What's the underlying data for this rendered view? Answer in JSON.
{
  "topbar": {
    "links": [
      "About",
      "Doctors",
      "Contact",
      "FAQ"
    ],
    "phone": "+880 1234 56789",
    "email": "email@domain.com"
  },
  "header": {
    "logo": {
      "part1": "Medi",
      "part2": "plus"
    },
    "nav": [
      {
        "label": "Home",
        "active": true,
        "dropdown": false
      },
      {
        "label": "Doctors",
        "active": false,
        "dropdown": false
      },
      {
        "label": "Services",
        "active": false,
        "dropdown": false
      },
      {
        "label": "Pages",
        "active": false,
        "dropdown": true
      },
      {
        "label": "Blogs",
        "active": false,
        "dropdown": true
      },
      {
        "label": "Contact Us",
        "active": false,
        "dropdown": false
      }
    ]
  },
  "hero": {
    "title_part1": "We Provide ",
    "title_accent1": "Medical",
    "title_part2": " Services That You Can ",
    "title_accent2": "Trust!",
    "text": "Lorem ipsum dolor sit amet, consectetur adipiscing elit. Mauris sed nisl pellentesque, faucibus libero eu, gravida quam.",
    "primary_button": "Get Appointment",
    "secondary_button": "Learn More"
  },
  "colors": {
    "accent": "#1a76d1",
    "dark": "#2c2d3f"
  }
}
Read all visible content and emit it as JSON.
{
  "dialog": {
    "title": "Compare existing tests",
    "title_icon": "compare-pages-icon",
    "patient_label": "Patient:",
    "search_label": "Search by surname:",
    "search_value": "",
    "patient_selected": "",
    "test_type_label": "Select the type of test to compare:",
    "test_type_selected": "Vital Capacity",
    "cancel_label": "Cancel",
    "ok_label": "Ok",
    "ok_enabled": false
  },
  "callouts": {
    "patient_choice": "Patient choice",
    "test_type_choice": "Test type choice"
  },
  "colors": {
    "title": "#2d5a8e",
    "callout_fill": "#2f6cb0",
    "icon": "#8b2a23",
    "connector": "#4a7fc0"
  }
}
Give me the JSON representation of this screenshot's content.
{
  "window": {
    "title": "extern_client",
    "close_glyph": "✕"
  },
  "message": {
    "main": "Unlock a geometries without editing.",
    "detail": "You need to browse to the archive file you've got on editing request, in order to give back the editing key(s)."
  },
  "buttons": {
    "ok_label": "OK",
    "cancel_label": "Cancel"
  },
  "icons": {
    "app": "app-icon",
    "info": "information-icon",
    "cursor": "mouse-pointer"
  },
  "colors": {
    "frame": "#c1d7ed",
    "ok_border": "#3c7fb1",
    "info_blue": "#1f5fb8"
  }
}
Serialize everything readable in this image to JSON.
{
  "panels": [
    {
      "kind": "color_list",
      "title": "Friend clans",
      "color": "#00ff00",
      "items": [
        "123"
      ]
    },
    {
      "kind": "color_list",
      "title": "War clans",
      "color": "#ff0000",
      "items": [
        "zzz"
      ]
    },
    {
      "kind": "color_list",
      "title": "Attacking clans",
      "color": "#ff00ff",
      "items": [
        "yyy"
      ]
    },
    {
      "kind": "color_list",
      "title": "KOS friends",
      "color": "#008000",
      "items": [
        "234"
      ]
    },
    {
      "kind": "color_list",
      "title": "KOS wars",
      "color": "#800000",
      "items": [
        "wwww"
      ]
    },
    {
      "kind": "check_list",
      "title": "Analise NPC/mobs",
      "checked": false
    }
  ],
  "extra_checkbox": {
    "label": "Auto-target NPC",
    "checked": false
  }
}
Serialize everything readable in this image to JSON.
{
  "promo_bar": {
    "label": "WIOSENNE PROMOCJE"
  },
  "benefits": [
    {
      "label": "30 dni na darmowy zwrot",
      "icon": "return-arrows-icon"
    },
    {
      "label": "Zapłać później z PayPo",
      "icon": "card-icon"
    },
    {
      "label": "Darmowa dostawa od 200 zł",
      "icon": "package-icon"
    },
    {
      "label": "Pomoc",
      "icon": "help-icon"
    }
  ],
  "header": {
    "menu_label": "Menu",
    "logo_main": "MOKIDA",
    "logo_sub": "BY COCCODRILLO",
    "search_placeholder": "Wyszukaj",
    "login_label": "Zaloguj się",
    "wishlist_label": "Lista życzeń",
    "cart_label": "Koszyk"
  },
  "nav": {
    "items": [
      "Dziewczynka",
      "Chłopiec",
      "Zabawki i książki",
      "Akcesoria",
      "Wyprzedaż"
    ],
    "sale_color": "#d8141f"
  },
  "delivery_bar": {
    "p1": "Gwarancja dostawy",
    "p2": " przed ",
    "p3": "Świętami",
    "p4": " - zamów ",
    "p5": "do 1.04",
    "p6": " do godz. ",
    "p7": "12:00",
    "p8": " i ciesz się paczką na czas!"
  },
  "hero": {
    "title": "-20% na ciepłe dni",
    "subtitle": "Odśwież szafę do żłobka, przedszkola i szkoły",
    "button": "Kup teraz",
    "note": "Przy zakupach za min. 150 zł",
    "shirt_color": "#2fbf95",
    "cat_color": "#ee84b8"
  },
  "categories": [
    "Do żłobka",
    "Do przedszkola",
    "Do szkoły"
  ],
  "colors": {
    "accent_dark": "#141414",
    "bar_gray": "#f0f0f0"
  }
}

════

• Exercise brief: Extract all of the data above and output it character for character.

• Finished task:
What's the underlying data for this rendered view? Answer in JSON.
{
  "topbar": {
    "links": [
      "About",
      "Doctors",
      "Contact",
      "FAQ"
    ],
    "phone": "+880 1234 56789",
    "email": "email@domain.com"
  },
  "header": {
    "logo": {
      "part1": "Medi",
      "part2": "plus"
    },
    "nav": [
      {
        "label": "Home",
        "active": true,
        "dropdown": false
      },
      {
        "label": "Doctors",
        "active": false,
        "dropdown": false
      },
      {
        "label": "Services",
        "active": false,
        "dropdown": false
      },
      {
        "label": "Pages",
        "active": false,
        "dropdown": true
      },
      {
        "label": "Blogs",
        "active": false,
        "dropdown": true
      },
      {
        "label": "Contact Us",
        "active": false,
        "dropdown": false
      }
    ]
  },
  "hero": {
    "title_part1": "We Provide ",
    "title_accent1": "Medical",
    "title_part2": " Services That You Can ",
    "title_accent2": "Trust!",
    "text": "Lorem ipsum dolor sit amet, consectetur adipiscing elit. Mauris sed nisl pellentesque, faucibus libero eu, gravida quam.",
    "primary_button": "Get Appointment",
    "secondary_button": "Learn More"
  },
  "colors": {
    "accent": "#1a76d1",
    "dark": "#2c2d3f"
  }
}
Read all visible content and emit it as JSON.
{
  "dialog": {
    "title": "Compare existing tests",
    "title_icon": "compare-pages-icon",
    "patient_label": "Patient:",
    "search_label": "Search by surname:",
    "search_value": "",
    "patient_selected": "",
    "test_type_label": "Select the type of test to compare:",
    "test_type_selected": "Vital Capacity",
    "cancel_label": "Cancel",
    "ok_label": "Ok",
    "ok_enabled": false
  },
  "callouts": {
    "patient_choice": "Patient choice",
    "test_type_choice": "Test type choice"
  },
  "colors": {
    "title": "#2d5a8e",
    "callout_fill": "#2f6cb0",
    "icon": "#8b2a23",
    "connector": "#4a7fc0"
  }
}
Give me the JSON representation of this screenshot's content.
{
  "window": {
    "title": "extern_client",
    "close_glyph": "✕"
  },
  "message": {
    "main": "Unlock a geometries without editing.",
    "detail": "You need to browse to the archive file you've got on editing request, in order to give back the editing key(s)."
  },
  "buttons": {
    "ok_label": "OK",
    "cancel_label": "Cancel"
  },
  "icons": {
    "app": "app-icon",
    "info": "information-icon",
    "cursor": "mouse-pointer"
  },
  "colors": {
    "frame": "#c1d7ed",
    "ok_border": "#3c7fb1",
    "info_blue": "#1f5fb8"
  }
}
Serialize everything readable in this image to JSON.
{
  "panels": [
    {
      "kind": "color_list",
      "title": "Friend clans",
      "color": "#00ff00",
      "items": [
        "123"
      ]
    },
    {
      "kind": "color_list",
      "title": "War clans",
      "color": "#ff0000",
      "items": [
        "zzz"
      ]
    },
    {
      "kind": "color_list",
      "title": "Attacking clans",
      "color": "#ff00ff",
      "items": [
        "yyy"
      ]
    },
    {
      "kind": "color_list",
      "title": "KOS friends",
      "color": "#008000",
      "items": [
        "234"
      ]
    },
    {
      "kind": "color_list",
      "title": "KOS wars",
      "color": "#800000",
      "items": [
        "wwww"
      ]
    },
    {
      "kind": "check_list",
      "title": "Analise NPC/mobs",
      "checked": false
    }
  ],
  "extra_checkbox": {
    "label": "Auto-target NPC",
    "checked": false
  }
}
Serialize everything readable in this image to JSON.
{
  "promo_bar": {
    "label": "WIOSENNE PROMOCJE"
  },
  "benefits": [
    {
      "label": "30 dni na darmowy zwrot",
      "icon": "return-arrows-icon"
    },
    {
      "label": "Zapłać później z PayPo",
      "icon": "card-icon"
    },
    {
      "label": "Darmowa dostawa od 200 zł",
      "icon": "package-icon"
    },
    {
      "label": "Pomoc",
      "icon": "help-icon"
    }
  ],
  "header": {
    "menu_label": "Menu",
    "logo_main": "MOKIDA",
    "logo_sub": "BY COCCODRILLO",
    "search_placeholder": "Wyszukaj",
    "login_label": "Zaloguj się",
    "wishlist_label": "Lista życzeń",
    "cart_label": "Koszyk"
  },
  "nav": {
    "items": [
      "Dziewczynka",
      "Chłopiec",
      "Zabawki i książki",
      "Akcesoria",
      "Wyprzedaż"
    ],
    "sale_color": "#d8141f"
  },
  "delivery_bar": {
    "p1": "Gwarancja dostawy",
    "p2": " przed ",
    "p3": "Świętami",
    "p4": " - zamów ",
    "p5": "do 1.04",
    "p6": " do godz. ",
    "p7": "12:00",
    "p8": " i ciesz się paczką na czas!"
  },
  "hero": {
    "title": "-20% na ciepłe dni",
    "subtitle": "Odśwież szafę do żłobka, przedszkola i szkoły",
    "button": "Kup teraz",
    "note": "Przy zakupach za min. 150 zł",
    "shirt_color": "#2fbf95",
    "cat_color": "#ee84b8"
  },
  "categories": [
    "Do żłobka",
    "Do przedszkola",
    "Do szkoły"
  ],
  "colors": {
    "accent_dark": "#141414",
    "bar_gray": "#f0f0f0"
  }
}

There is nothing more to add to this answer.